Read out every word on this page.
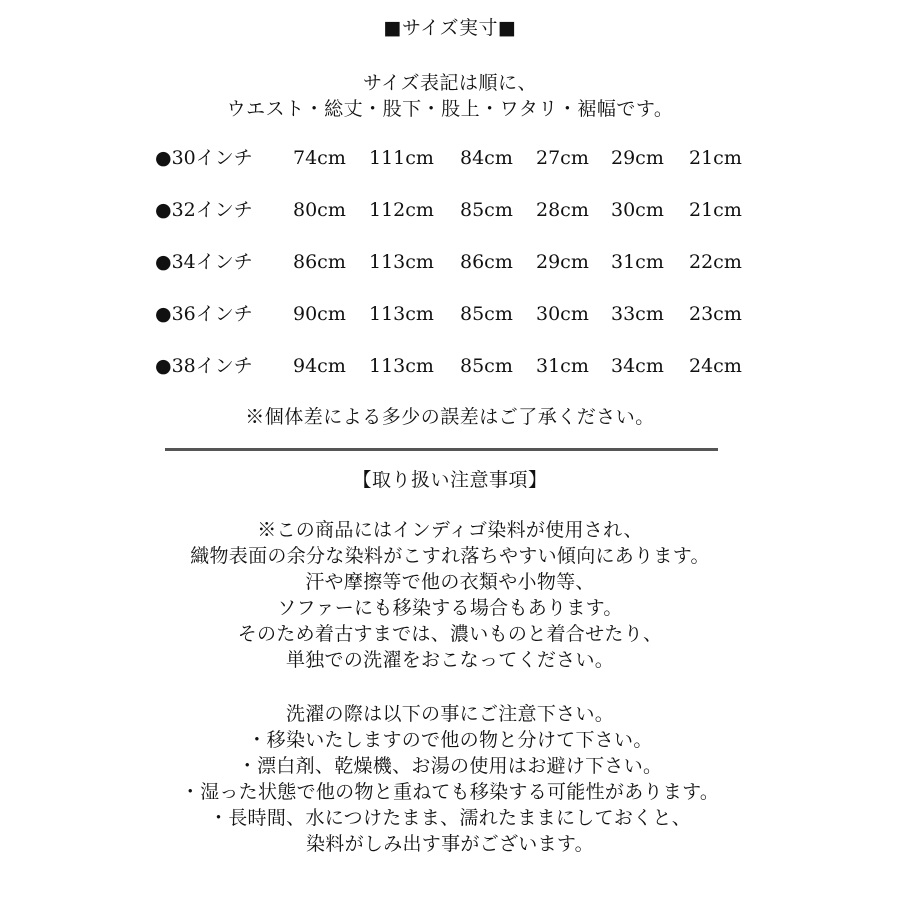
■サイズ実寸■
サイズ表記は順に、
ウエスト・総丈・股下・股上・ワタリ・裾幅です。
●30インチ 74cm 111cm 84cm 27cm 29cm 21cm
●32インチ 80cm 112cm 85cm 28cm 30cm 21cm
●34インチ 86cm 113cm 86cm 29cm 31cm 22cm
●36インチ 90cm 113cm 85cm 30cm 33cm 23cm
●38インチ 94cm 113cm 85cm 31cm 34cm 24cm
※個体差による多少の誤差はご了承ください。
【取り扱い注意事項】
※この商品にはインディゴ染料が使用され、
織物表面の余分な染料がこすれ落ちやすい傾向にあります。
汗や摩擦等で他の衣類や小物等、
ソファーにも移染する場合もあります。
そのため着古すまでは、濃いものと着合せたり、
単独での洗濯をおこなってください。
洗濯の際は以下の事にご注意下さい。
・移染いたしますので他の物と分けて下さい。
・漂白剤、乾燥機、お湯の使用はお避け下さい。
・湿った状態で他の物と重ねても移染する可能性があります。
・長時間、水につけたまま、濡れたままにしておくと、
染料がしみ出す事がございます。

> _What is needed_
Quote the material word for word, dropping any images it holds.

> _Solution to the exercise_
Read out every word on this page.
■サイズ実寸■
サイズ表記は順に、
ウエスト・総丈・股下・股上・ワタリ・裾幅です。
●30インチ 74cm 111cm 84cm 27cm 29cm 21cm
●32インチ 80cm 112cm 85cm 28cm 30cm 21cm
●34インチ 86cm 113cm 86cm 29cm 31cm 22cm
●36インチ 90cm 113cm 85cm 30cm 33cm 23cm
●38インチ 94cm 113cm 85cm 31cm 34cm 24cm
※個体差による多少の誤差はご了承ください。
【取り扱い注意事項】
※この商品にはインディゴ染料が使用され、
織物表面の余分な染料がこすれ落ちやすい傾向にあります。
汗や摩擦等で他の衣類や小物等、
ソファーにも移染する場合もあります。
そのため着古すまでは、濃いものと着合せたり、
単独での洗濯をおこなってください。
洗濯の際は以下の事にご注意下さい。
・移染いたしますので他の物と分けて下さい。
・漂白剤、乾燥機、お湯の使用はお避け下さい。
・湿った状態で他の物と重ねても移染する可能性があります。
・長時間、水につけたまま、濡れたままにしておくと、
染料がしみ出す事がございます。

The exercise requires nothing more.